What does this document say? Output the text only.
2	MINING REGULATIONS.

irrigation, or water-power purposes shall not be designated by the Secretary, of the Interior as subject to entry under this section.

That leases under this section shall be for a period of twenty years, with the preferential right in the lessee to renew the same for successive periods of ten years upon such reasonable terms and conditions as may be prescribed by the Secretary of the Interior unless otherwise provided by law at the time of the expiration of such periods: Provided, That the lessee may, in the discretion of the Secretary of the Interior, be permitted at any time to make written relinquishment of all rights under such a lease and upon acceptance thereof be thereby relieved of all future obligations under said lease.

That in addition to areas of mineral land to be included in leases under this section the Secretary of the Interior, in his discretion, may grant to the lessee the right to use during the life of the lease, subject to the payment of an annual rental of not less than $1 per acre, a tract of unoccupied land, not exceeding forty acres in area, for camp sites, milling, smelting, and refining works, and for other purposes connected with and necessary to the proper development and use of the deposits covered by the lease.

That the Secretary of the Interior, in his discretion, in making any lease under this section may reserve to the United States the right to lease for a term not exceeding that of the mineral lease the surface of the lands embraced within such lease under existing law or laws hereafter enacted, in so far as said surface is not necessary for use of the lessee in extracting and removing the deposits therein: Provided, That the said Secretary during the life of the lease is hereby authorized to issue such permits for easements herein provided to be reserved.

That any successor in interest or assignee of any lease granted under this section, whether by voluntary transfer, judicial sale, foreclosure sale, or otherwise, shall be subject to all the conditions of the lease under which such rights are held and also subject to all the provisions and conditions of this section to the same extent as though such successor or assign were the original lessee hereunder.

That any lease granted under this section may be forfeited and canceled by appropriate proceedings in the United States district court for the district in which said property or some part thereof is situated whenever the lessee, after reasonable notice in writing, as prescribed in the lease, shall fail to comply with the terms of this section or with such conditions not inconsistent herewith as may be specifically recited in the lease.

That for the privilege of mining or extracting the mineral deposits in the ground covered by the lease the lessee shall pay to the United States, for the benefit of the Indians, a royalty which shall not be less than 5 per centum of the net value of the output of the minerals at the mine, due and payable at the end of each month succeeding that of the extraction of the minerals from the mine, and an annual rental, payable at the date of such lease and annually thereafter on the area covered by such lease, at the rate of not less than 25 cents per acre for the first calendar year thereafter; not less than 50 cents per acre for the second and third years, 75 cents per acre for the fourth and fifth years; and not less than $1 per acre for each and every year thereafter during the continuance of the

========================================

What you have to do
Each record above should be returned exactly as it appears.

Task output
What does this document say? Output the text only.
2	MINING REGULATIONS.

irrigation, or water-power purposes shall not be designated by the Secretary, of the Interior as subject to entry under this section.

That leases under this section shall be for a period of twenty years, with the preferential right in the lessee to renew the same for successive periods of ten years upon such reasonable terms and conditions as may be prescribed by the Secretary of the Interior unless otherwise provided by law at the time of the expiration of such periods: Provided, That the lessee may, in the discretion of the Secretary of the Interior, be permitted at any time to make written relinquishment of all rights under such a lease and upon acceptance thereof be thereby relieved of all future obligations under said lease.

That in addition to areas of mineral land to be included in leases under this section the Secretary of the Interior, in his discretion, may grant to the lessee the right to use during the life of the lease, subject to the payment of an annual rental of not less than $1 per acre, a tract of unoccupied land, not exceeding forty acres in area, for camp sites, milling, smelting, and refining works, and for other purposes connected with and necessary to the proper development and use of the deposits covered by the lease.

That the Secretary of the Interior, in his discretion, in making any lease under this section may reserve to the United States the right to lease for a term not exceeding that of the mineral lease the surface of the lands embraced within such lease under existing law or laws hereafter enacted, in so far as said surface is not necessary for use of the lessee in extracting and removing the deposits therein: Provided, That the said Secretary during the life of the lease is hereby authorized to issue such permits for easements herein provided to be reserved.

That any successor in interest or assignee of any lease granted under this section, whether by voluntary transfer, judicial sale, foreclosure sale, or otherwise, shall be subject to all the conditions of the lease under which such rights are held and also subject to all the provisions and conditions of this section to the same extent as though such successor or assign were the original lessee hereunder.

That any lease granted under this section may be forfeited and canceled by appropriate proceedings in the United States district court for the district in which said property or some part thereof is situated whenever the lessee, after reasonable notice in writing, as prescribed in the lease, shall fail to comply with the terms of this section or with such conditions not inconsistent herewith as may be specifically recited in the lease.

That for the privilege of mining or extracting the mineral deposits in the ground covered by the lease the lessee shall pay to the United States, for the benefit of the Indians, a royalty which shall not be less than 5 per centum of the net value of the output of the minerals at the mine, due and payable at the end of each month succeeding that of the extraction of the minerals from the mine, and an annual rental, payable at the date of such lease and annually thereafter on the area covered by such lease, at the rate of not less than 25 cents per acre for the first calendar year thereafter; not less than 50 cents per acre for the second and third years, 75 cents per acre for the fourth and fifth years; and not less than $1 per acre for each and every year thereafter during the continuance of the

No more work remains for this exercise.